-- Work to complete --
Copy out each line of the listing that has the word "Number" in it.

--- Start of Provided material ---

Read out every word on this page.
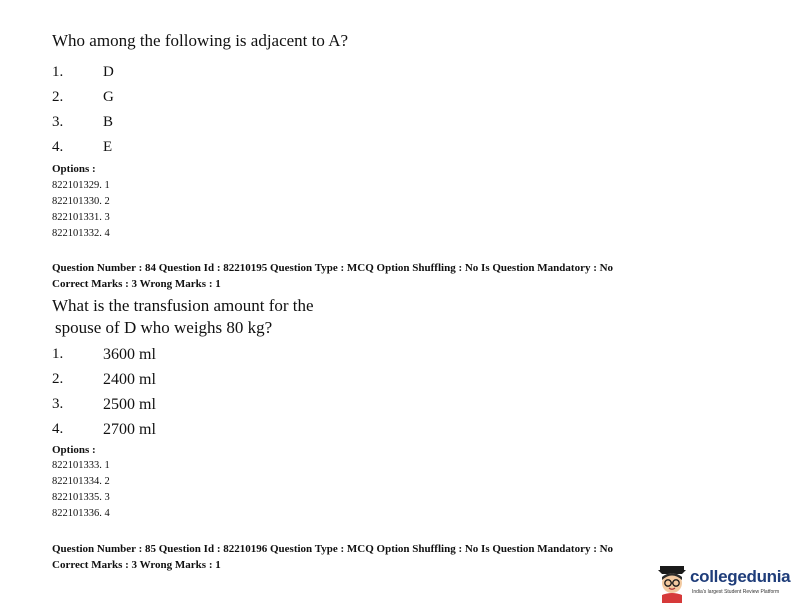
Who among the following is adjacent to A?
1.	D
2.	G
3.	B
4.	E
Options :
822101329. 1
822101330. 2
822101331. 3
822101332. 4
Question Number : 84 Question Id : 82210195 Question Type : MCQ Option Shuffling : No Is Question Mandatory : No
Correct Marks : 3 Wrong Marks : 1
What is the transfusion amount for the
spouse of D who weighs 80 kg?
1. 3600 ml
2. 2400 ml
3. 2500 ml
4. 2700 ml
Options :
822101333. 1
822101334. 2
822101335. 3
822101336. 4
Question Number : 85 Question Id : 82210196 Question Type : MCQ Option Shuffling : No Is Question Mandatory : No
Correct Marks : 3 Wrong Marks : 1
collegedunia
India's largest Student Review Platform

--- End of Provided material ---
--- Start of Provided material ---

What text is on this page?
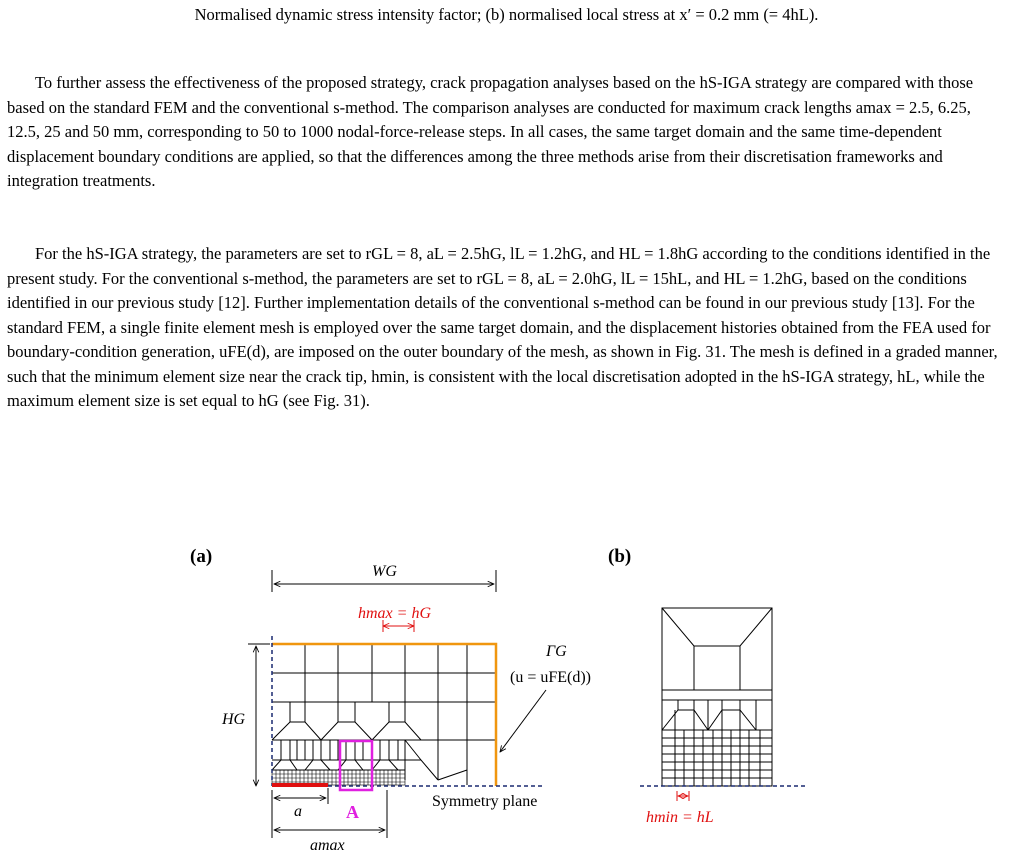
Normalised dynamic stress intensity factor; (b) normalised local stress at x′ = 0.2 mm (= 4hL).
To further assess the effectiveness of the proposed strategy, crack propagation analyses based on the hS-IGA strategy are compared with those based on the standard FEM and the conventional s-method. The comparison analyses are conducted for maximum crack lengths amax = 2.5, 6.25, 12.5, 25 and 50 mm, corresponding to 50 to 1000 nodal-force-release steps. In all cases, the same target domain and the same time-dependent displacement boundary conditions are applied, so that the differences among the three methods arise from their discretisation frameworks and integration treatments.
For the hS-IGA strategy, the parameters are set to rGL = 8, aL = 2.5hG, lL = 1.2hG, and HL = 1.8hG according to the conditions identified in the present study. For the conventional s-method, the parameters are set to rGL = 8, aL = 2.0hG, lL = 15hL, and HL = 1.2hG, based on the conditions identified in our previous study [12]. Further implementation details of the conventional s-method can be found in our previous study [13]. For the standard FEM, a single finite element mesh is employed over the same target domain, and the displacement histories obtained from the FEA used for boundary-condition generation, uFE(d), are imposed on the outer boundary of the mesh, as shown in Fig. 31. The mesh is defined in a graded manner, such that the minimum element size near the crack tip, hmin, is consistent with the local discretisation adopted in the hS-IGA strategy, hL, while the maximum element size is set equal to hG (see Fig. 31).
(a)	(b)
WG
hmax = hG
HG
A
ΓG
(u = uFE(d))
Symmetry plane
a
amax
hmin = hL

--- End of Provided material ---

-- Solved problem --
Question Number : 84 Question Id : 82210195 Question Type : MCQ Option Shuffling : No Is Question Mandatory : No
Question Number : 85 Question Id : 82210196 Question Type : MCQ Option Shuffling : No Is Question Mandatory : No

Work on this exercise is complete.